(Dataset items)
>>>>>
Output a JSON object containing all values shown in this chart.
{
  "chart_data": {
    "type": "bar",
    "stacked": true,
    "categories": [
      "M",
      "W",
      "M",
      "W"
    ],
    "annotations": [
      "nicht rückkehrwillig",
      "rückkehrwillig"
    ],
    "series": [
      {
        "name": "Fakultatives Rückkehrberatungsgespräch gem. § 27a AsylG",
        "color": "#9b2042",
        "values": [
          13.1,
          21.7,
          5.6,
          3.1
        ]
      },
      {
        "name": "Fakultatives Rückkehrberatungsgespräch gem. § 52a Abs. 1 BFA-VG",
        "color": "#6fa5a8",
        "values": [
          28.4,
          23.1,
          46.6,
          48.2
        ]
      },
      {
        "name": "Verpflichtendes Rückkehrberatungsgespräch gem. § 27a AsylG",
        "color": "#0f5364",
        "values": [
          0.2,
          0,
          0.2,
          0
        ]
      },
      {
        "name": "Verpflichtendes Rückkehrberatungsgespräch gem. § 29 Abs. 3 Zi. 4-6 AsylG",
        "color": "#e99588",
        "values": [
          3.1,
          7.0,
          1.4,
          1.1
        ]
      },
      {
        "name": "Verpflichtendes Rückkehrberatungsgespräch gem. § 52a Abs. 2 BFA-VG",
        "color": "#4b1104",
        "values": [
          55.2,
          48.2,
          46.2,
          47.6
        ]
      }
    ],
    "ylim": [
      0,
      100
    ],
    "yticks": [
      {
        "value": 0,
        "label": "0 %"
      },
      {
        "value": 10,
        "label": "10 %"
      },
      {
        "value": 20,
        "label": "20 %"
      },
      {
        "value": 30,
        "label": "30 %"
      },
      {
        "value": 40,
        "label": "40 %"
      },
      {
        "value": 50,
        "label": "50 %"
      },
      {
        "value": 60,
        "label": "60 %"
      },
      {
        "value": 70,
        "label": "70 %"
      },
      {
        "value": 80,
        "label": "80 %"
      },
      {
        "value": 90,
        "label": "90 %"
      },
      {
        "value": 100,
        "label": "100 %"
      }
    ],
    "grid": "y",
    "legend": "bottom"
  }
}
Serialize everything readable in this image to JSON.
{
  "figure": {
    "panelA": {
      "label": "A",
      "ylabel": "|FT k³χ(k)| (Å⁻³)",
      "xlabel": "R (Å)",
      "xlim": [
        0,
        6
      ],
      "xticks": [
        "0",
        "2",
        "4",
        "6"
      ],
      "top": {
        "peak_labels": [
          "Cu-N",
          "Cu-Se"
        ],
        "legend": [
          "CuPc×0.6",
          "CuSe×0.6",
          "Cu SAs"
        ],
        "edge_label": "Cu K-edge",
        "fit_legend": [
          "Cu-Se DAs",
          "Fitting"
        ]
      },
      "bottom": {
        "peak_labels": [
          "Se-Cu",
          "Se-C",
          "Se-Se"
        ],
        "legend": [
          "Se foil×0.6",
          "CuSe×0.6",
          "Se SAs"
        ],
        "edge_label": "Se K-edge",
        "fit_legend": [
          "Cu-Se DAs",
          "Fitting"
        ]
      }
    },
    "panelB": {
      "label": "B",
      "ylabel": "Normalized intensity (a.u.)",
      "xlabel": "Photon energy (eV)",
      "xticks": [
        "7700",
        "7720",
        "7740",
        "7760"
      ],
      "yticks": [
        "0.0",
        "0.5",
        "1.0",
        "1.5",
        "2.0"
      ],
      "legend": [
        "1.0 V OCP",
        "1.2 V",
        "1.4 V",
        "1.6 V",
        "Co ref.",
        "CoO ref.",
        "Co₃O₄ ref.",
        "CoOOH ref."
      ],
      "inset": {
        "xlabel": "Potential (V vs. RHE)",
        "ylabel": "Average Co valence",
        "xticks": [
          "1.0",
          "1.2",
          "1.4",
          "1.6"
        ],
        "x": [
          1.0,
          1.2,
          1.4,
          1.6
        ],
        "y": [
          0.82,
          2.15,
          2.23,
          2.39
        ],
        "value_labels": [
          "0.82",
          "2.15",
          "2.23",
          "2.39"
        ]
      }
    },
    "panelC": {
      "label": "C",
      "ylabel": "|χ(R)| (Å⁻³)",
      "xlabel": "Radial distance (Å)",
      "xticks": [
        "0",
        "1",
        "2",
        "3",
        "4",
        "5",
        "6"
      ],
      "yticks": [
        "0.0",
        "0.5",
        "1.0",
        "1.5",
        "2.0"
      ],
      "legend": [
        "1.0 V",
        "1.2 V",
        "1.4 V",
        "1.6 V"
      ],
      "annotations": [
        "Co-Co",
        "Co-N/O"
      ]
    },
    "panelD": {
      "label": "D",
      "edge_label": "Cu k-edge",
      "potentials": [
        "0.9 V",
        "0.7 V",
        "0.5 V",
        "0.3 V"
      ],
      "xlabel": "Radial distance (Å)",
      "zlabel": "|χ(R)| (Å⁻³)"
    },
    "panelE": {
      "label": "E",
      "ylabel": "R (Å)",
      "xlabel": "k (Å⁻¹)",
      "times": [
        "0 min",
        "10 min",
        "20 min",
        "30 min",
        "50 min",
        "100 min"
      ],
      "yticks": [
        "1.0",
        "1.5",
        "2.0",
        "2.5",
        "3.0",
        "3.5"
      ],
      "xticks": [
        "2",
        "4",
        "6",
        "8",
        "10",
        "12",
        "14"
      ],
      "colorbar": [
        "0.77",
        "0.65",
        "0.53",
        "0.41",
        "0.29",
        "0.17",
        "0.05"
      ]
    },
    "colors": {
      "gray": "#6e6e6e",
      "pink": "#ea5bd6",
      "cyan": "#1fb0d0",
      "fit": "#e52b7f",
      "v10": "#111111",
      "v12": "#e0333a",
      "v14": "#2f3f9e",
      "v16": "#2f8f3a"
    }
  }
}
<<<<<
=== Instructions for the task ===
Every record should be given again exactly.

=== Response to the task ===
Output a JSON object containing all values shown in this chart.
{
  "chart_data": {
    "type": "bar",
    "stacked": true,
    "categories": [
      "M",
      "W",
      "M",
      "W"
    ],
    "annotations": [
      "nicht rückkehrwillig",
      "rückkehrwillig"
    ],
    "series": [
      {
        "name": "Fakultatives Rückkehrberatungsgespräch gem. § 27a AsylG",
        "color": "#9b2042",
        "values": [
          13.1,
          21.7,
          5.6,
          3.1
        ]
      },
      {
        "name": "Fakultatives Rückkehrberatungsgespräch gem. § 52a Abs. 1 BFA-VG",
        "color": "#6fa5a8",
        "values": [
          28.4,
          23.1,
          46.6,
          48.2
        ]
      },
      {
        "name": "Verpflichtendes Rückkehrberatungsgespräch gem. § 27a AsylG",
        "color": "#0f5364",
        "values": [
          0.2,
          0,
          0.2,
          0
        ]
      },
      {
        "name": "Verpflichtendes Rückkehrberatungsgespräch gem. § 29 Abs. 3 Zi. 4-6 AsylG",
        "color": "#e99588",
        "values": [
          3.1,
          7.0,
          1.4,
          1.1
        ]
      },
      {
        "name": "Verpflichtendes Rückkehrberatungsgespräch gem. § 52a Abs. 2 BFA-VG",
        "color": "#4b1104",
        "values": [
          55.2,
          48.2,
          46.2,
          47.6
        ]
      }
    ],
    "ylim": [
      0,
      100
    ],
    "yticks": [
      {
        "value": 0,
        "label": "0 %"
      },
      {
        "value": 10,
        "label": "10 %"
      },
      {
        "value": 20,
        "label": "20 %"
      },
      {
        "value": 30,
        "label": "30 %"
      },
      {
        "value": 40,
        "label": "40 %"
      },
      {
        "value": 50,
        "label": "50 %"
      },
      {
        "value": 60,
        "label": "60 %"
      },
      {
        "value": 70,
        "label": "70 %"
      },
      {
        "value": 80,
        "label": "80 %"
      },
      {
        "value": 90,
        "label": "90 %"
      },
      {
        "value": 100,
        "label": "100 %"
      }
    ],
    "grid": "y",
    "legend": "bottom"
  }
}
Serialize everything readable in this image to JSON.
{
  "figure": {
    "panelA": {
      "label": "A",
      "ylabel": "|FT k³χ(k)| (Å⁻³)",
      "xlabel": "R (Å)",
      "xlim": [
        0,
        6
      ],
      "xticks": [
        "0",
        "2",
        "4",
        "6"
      ],
      "top": {
        "peak_labels": [
          "Cu-N",
          "Cu-Se"
        ],
        "legend": [
          "CuPc×0.6",
          "CuSe×0.6",
          "Cu SAs"
        ],
        "edge_label": "Cu K-edge",
        "fit_legend": [
          "Cu-Se DAs",
          "Fitting"
        ]
      },
      "bottom": {
        "peak_labels": [
          "Se-Cu",
          "Se-C",
          "Se-Se"
        ],
        "legend": [
          "Se foil×0.6",
          "CuSe×0.6",
          "Se SAs"
        ],
        "edge_label": "Se K-edge",
        "fit_legend": [
          "Cu-Se DAs",
          "Fitting"
        ]
      }
    },
    "panelB": {
      "label": "B",
      "ylabel": "Normalized intensity (a.u.)",
      "xlabel": "Photon energy (eV)",
      "xticks": [
        "7700",
        "7720",
        "7740",
        "7760"
      ],
      "yticks": [
        "0.0",
        "0.5",
        "1.0",
        "1.5",
        "2.0"
      ],
      "legend": [
        "1.0 V OCP",
        "1.2 V",
        "1.4 V",
        "1.6 V",
        "Co ref.",
        "CoO ref.",
        "Co₃O₄ ref.",
        "CoOOH ref."
      ],
      "inset": {
        "xlabel": "Potential (V vs. RHE)",
        "ylabel": "Average Co valence",
        "xticks": [
          "1.0",
          "1.2",
          "1.4",
          "1.6"
        ],
        "x": [
          1.0,
          1.2,
          1.4,
          1.6
        ],
        "y": [
          0.82,
          2.15,
          2.23,
          2.39
        ],
        "value_labels": [
          "0.82",
          "2.15",
          "2.23",
          "2.39"
        ]
      }
    },
    "panelC": {
      "label": "C",
      "ylabel": "|χ(R)| (Å⁻³)",
      "xlabel": "Radial distance (Å)",
      "xticks": [
        "0",
        "1",
        "2",
        "3",
        "4",
        "5",
        "6"
      ],
      "yticks": [
        "0.0",
        "0.5",
        "1.0",
        "1.5",
        "2.0"
      ],
      "legend": [
        "1.0 V",
        "1.2 V",
        "1.4 V",
        "1.6 V"
      ],
      "annotations": [
        "Co-Co",
        "Co-N/O"
      ]
    },
    "panelD": {
      "label": "D",
      "edge_label": "Cu k-edge",
      "potentials": [
        "0.9 V",
        "0.7 V",
        "0.5 V",
        "0.3 V"
      ],
      "xlabel": "Radial distance (Å)",
      "zlabel": "|χ(R)| (Å⁻³)"
    },
    "panelE": {
      "label": "E",
      "ylabel": "R (Å)",
      "xlabel": "k (Å⁻¹)",
      "times": [
        "0 min",
        "10 min",
        "20 min",
        "30 min",
        "50 min",
        "100 min"
      ],
      "yticks": [
        "1.0",
        "1.5",
        "2.0",
        "2.5",
        "3.0",
        "3.5"
      ],
      "xticks": [
        "2",
        "4",
        "6",
        "8",
        "10",
        "12",
        "14"
      ],
      "colorbar": [
        "0.77",
        "0.65",
        "0.53",
        "0.41",
        "0.29",
        "0.17",
        "0.05"
      ]
    },
    "colors": {
      "gray": "#6e6e6e",
      "pink": "#ea5bd6",
      "cyan": "#1fb0d0",
      "fit": "#e52b7f",
      "v10": "#111111",
      "v12": "#e0333a",
      "v14": "#2f3f9e",
      "v16": "#2f8f3a"
    }
  }
}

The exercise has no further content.